■ **Aim**: Go through the listing and return every line with "sesión" in it.

■ **Listing**:
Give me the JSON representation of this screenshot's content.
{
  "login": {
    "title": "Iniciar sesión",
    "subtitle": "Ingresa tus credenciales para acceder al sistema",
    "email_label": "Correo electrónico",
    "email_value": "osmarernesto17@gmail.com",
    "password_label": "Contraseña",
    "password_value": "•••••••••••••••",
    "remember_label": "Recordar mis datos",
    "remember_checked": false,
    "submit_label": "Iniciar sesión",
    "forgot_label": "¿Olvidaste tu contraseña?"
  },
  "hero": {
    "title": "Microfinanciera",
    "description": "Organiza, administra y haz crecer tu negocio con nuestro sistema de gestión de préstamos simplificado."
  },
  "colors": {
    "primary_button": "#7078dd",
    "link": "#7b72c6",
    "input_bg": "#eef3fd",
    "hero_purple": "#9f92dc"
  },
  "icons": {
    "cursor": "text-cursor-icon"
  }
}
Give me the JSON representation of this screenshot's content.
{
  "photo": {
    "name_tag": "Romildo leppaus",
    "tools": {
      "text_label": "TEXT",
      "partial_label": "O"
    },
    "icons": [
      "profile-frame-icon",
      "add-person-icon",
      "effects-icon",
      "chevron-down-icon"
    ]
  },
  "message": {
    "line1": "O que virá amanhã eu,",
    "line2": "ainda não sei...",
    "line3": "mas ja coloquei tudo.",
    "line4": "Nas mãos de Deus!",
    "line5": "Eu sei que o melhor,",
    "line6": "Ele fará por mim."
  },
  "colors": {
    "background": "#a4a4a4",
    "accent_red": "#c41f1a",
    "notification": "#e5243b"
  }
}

■ **Result of this task**:
    "title": "Iniciar sesión",
    "submit_label": "Iniciar sesión",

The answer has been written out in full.